Show all lines holding the string "vastaanotolle".
== INPUT DATA
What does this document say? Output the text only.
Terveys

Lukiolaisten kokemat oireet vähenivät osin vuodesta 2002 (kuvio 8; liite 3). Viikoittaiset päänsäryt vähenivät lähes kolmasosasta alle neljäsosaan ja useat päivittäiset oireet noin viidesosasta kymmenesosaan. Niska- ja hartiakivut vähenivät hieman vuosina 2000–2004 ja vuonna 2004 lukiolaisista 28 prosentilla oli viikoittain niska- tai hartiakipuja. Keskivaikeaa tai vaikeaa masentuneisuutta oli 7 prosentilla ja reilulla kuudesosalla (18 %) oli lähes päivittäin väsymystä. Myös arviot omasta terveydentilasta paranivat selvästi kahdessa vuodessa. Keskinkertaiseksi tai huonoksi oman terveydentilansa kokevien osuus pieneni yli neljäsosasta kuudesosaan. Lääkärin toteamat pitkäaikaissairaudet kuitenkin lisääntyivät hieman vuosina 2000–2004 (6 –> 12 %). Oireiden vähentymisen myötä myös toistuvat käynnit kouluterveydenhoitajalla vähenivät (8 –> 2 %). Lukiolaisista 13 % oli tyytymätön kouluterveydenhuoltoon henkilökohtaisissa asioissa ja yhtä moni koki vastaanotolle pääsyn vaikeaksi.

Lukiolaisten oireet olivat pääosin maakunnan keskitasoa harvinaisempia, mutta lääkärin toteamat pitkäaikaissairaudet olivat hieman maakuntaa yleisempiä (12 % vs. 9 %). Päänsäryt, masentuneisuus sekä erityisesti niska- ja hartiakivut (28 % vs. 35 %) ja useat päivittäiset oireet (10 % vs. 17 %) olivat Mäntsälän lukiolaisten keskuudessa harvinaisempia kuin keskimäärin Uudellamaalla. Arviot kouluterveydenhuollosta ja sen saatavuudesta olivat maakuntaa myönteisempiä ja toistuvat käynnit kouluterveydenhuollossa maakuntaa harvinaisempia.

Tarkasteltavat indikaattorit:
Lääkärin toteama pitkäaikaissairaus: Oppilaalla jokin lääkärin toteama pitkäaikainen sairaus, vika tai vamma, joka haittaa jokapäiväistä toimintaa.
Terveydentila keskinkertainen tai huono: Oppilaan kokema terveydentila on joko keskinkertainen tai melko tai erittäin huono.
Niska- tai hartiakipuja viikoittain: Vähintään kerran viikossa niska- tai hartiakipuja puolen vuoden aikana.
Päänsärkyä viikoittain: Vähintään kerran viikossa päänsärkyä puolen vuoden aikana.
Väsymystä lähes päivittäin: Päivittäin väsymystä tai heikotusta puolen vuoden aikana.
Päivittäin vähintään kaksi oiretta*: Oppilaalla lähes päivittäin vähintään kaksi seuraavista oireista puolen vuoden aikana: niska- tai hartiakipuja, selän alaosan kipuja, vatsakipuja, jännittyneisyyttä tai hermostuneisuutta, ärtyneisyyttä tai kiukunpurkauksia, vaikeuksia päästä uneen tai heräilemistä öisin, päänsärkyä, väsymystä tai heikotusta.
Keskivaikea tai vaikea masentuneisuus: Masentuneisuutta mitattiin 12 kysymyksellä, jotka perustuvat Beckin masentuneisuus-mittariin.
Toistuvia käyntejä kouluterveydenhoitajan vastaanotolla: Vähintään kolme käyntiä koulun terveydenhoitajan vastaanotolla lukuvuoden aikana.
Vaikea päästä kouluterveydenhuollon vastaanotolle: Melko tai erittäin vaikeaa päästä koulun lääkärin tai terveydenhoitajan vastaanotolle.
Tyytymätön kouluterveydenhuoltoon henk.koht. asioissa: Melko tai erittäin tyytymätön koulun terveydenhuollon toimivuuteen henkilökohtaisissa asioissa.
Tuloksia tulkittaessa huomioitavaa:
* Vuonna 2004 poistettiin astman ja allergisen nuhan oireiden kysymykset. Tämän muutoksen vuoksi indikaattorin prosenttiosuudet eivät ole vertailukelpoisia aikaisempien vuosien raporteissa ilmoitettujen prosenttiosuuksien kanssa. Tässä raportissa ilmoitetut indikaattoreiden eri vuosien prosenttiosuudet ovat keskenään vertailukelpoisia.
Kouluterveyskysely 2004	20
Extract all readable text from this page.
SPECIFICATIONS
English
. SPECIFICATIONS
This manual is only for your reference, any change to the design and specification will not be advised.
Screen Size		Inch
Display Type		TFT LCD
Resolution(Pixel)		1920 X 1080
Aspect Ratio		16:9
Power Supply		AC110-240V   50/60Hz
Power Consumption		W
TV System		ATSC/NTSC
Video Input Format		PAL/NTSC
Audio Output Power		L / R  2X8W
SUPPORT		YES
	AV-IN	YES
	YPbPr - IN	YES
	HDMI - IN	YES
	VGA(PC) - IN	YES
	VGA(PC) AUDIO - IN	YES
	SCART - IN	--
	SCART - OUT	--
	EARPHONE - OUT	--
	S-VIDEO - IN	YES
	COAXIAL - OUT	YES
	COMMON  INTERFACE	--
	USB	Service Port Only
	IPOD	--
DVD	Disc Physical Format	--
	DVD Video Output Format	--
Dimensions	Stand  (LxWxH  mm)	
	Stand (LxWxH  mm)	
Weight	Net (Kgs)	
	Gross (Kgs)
====
SOLUTION FOR THIS EXERCISE:
Lukiolaisten kokemat oireet vähenivät osin vuodesta 2002 (kuvio 8; liite 3). Viikoittaiset päänsäryt vähenivät lähes kolmasosasta alle neljäsosaan ja useat päivittäiset oireet noin viidesosasta kymmenesosaan. Niska- ja hartiakivut vähenivät hieman vuosina 2000–2004 ja vuonna 2004 lukiolaisista 28 prosentilla oli viikoittain niska- tai hartiakipuja. Keskivaikeaa tai vaikeaa masentuneisuutta oli 7 prosentilla ja reilulla kuudesosalla (18 %) oli lähes päivittäin väsymystä. Myös arviot omasta terveydentilasta paranivat selvästi kahdessa vuodessa. Keskinkertaiseksi tai huonoksi oman terveydentilansa kokevien osuus pieneni yli neljäsosasta kuudesosaan. Lääkärin toteamat pitkäaikaissairaudet kuitenkin lisääntyivät hieman vuosina 2000–2004 (6 –> 12 %). Oireiden vähentymisen myötä myös toistuvat käynnit kouluterveydenhoitajalla vähenivät (8 –> 2 %). Lukiolaisista 13 % oli tyytymätön kouluterveydenhuoltoon henkilökohtaisissa asioissa ja yhtä moni koki vastaanotolle pääsyn vaikeaksi.
Vaikea päästä kouluterveydenhuollon vastaanotolle: Melko tai erittäin vaikeaa päästä koulun lääkärin tai terveydenhoitajan vastaanotolle.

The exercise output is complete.